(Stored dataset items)
— Start —

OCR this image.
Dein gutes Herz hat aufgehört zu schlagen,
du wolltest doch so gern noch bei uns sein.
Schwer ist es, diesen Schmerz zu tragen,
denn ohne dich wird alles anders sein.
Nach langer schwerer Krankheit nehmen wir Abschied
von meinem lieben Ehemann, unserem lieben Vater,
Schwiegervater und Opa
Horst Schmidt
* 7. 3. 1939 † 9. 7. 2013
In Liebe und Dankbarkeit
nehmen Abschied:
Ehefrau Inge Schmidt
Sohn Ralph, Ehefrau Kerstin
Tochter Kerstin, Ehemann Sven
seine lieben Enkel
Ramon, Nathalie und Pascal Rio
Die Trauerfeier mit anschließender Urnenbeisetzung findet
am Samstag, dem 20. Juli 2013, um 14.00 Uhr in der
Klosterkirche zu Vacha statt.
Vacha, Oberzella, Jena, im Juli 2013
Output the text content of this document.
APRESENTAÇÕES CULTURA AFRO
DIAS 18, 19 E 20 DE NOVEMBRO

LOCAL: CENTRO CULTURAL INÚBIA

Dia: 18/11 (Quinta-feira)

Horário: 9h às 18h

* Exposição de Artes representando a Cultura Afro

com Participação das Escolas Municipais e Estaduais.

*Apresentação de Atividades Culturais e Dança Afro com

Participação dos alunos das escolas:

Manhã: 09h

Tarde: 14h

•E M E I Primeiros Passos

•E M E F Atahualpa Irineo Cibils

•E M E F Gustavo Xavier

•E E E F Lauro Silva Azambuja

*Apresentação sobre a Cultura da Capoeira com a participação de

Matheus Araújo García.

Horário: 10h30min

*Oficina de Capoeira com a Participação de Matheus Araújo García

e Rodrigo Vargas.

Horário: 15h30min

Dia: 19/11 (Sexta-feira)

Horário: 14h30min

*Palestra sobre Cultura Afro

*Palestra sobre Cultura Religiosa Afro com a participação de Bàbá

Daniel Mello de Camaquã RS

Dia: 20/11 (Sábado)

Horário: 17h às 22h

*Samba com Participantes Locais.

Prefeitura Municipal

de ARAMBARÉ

— End —

Aim of the task -> Go through the records above and retype each one exactly.

Worked answer ->
OCR this image.
Dein gutes Herz hat aufgehört zu schlagen,
du wolltest doch so gern noch bei uns sein.
Schwer ist es, diesen Schmerz zu tragen,
denn ohne dich wird alles anders sein.
Nach langer schwerer Krankheit nehmen wir Abschied
von meinem lieben Ehemann, unserem lieben Vater,
Schwiegervater und Opa
Horst Schmidt
* 7. 3. 1939 † 9. 7. 2013
In Liebe und Dankbarkeit
nehmen Abschied:
Ehefrau Inge Schmidt
Sohn Ralph, Ehefrau Kerstin
Tochter Kerstin, Ehemann Sven
seine lieben Enkel
Ramon, Nathalie und Pascal Rio
Die Trauerfeier mit anschließender Urnenbeisetzung findet
am Samstag, dem 20. Juli 2013, um 14.00 Uhr in der
Klosterkirche zu Vacha statt.
Vacha, Oberzella, Jena, im Juli 2013
Output the text content of this document.
APRESENTAÇÕES CULTURA AFRO
DIAS 18, 19 E 20 DE NOVEMBRO

LOCAL: CENTRO CULTURAL INÚBIA

Dia: 18/11 (Quinta-feira)

Horário: 9h às 18h

* Exposição de Artes representando a Cultura Afro

com Participação das Escolas Municipais e Estaduais.

*Apresentação de Atividades Culturais e Dança Afro com

Participação dos alunos das escolas:

Manhã: 09h

Tarde: 14h

•E M E I Primeiros Passos

•E M E F Atahualpa Irineo Cibils

•E M E F Gustavo Xavier

•E E E F Lauro Silva Azambuja

*Apresentação sobre a Cultura da Capoeira com a participação de

Matheus Araújo García.

Horário: 10h30min

*Oficina de Capoeira com a Participação de Matheus Araújo García

e Rodrigo Vargas.

Horário: 15h30min

Dia: 19/11 (Sexta-feira)

Horário: 14h30min

*Palestra sobre Cultura Afro

*Palestra sobre Cultura Religiosa Afro com a participação de Bàbá

Daniel Mello de Camaquã RS

Dia: 20/11 (Sábado)

Horário: 17h às 22h

*Samba com Participantes Locais.

Prefeitura Municipal

de ARAMBARÉ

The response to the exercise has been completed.